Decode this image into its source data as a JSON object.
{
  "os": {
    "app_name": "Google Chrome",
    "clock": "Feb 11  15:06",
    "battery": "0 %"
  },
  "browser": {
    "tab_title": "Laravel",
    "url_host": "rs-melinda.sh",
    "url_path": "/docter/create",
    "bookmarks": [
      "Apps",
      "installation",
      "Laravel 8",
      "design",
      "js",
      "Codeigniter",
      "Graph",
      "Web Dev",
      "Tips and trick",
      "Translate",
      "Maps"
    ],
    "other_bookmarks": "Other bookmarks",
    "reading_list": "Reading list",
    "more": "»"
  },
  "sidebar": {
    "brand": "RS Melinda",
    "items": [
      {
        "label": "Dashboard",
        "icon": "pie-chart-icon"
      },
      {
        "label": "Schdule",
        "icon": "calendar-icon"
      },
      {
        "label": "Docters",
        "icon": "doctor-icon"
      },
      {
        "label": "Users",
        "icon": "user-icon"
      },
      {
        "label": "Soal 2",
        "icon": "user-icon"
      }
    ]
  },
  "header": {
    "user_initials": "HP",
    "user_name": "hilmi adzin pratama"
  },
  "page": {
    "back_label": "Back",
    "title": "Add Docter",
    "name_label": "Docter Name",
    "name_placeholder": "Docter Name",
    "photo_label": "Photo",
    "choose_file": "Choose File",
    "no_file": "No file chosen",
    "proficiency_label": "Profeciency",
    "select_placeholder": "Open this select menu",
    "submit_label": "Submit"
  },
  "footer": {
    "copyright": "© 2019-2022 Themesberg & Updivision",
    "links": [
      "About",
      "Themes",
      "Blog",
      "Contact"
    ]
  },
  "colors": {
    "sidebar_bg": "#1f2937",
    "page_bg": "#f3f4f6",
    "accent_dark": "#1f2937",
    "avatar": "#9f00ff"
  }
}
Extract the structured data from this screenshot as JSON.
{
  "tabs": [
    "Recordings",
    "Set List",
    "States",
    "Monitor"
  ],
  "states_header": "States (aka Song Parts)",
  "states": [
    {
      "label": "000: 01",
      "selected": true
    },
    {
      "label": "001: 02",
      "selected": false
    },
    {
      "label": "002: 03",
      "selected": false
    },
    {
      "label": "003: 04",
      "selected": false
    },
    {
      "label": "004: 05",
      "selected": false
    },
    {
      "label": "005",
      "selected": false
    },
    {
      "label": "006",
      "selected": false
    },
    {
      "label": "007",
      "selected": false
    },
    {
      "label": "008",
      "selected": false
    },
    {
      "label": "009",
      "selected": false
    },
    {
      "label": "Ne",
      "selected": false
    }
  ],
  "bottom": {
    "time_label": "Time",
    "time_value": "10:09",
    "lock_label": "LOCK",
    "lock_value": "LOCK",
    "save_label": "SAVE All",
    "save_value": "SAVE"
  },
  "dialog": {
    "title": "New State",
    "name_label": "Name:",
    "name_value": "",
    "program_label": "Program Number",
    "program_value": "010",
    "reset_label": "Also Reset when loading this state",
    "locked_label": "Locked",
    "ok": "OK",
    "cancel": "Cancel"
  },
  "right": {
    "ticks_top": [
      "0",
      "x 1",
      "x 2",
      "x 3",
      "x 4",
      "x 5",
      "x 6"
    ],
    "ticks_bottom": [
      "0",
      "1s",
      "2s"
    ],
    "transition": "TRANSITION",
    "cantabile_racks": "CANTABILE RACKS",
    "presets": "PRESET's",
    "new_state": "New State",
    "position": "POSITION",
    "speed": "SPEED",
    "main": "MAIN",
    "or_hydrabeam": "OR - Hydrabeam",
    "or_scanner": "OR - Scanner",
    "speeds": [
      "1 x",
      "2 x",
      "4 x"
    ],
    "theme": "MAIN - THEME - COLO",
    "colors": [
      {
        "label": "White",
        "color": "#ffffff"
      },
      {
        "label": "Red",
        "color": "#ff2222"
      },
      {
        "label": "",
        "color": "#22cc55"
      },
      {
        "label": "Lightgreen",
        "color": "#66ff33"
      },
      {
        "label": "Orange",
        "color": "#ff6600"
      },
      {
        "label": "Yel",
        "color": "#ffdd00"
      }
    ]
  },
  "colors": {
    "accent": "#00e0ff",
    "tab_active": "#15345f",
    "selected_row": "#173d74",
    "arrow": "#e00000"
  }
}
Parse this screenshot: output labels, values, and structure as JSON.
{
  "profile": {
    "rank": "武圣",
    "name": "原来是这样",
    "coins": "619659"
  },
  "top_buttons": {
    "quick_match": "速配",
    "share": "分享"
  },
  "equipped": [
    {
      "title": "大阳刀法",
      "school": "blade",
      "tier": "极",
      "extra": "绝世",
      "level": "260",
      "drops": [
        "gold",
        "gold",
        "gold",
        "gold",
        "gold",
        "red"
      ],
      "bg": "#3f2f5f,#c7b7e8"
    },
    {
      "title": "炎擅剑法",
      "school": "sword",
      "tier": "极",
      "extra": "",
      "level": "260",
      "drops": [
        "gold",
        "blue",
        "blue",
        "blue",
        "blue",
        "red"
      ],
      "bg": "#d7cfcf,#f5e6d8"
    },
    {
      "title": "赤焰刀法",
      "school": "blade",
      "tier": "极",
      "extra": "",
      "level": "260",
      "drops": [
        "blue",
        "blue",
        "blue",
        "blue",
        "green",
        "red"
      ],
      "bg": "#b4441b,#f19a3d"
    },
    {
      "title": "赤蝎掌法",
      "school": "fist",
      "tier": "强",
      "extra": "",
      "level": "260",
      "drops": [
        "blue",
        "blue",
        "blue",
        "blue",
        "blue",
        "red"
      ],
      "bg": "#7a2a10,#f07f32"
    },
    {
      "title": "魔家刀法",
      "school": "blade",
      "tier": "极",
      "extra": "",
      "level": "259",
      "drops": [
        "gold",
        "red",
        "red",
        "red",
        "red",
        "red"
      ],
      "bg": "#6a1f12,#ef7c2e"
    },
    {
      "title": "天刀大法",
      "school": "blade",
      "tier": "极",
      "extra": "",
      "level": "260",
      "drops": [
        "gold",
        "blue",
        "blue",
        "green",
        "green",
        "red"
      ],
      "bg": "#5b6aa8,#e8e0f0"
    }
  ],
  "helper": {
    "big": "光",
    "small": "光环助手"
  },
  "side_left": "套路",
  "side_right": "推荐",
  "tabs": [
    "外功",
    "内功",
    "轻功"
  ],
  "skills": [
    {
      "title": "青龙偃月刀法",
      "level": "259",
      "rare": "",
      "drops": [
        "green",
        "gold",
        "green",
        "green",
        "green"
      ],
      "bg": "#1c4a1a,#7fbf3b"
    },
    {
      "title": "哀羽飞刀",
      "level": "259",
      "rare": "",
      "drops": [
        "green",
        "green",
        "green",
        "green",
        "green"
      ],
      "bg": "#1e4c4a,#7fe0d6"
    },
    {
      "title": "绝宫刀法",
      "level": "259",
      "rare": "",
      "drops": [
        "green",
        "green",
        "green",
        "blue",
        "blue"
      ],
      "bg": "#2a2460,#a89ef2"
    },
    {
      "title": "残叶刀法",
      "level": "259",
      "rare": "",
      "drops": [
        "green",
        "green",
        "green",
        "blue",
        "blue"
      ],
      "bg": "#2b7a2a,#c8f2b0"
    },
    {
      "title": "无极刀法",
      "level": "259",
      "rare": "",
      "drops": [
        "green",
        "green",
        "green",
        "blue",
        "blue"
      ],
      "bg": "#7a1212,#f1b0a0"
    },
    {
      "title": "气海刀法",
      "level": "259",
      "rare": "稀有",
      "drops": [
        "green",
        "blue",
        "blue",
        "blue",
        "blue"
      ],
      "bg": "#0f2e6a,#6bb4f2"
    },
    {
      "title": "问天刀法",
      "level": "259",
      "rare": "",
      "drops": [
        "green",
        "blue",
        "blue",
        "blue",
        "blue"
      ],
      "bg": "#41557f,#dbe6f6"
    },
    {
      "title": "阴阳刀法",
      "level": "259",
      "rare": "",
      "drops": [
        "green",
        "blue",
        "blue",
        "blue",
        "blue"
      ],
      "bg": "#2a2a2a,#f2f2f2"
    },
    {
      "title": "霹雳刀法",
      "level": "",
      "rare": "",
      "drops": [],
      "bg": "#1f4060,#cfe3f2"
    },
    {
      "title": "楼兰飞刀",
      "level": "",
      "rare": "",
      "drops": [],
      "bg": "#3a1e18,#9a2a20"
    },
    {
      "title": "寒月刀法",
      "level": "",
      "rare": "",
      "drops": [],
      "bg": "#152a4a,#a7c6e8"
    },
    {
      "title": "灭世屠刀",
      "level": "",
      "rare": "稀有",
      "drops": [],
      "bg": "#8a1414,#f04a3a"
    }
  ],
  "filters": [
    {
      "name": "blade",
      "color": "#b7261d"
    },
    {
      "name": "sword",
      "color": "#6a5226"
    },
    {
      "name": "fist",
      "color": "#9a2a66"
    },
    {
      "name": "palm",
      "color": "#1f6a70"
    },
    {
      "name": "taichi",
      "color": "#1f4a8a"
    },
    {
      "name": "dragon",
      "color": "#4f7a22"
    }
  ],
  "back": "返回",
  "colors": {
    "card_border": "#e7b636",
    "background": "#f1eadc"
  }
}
··········
Please list every line of the records that contains "icon".

**Task response**.
        "icon": "pie-chart-icon"
        "icon": "calendar-icon"
        "icon": "doctor-icon"
        "icon": "user-icon"
        "icon": "user-icon"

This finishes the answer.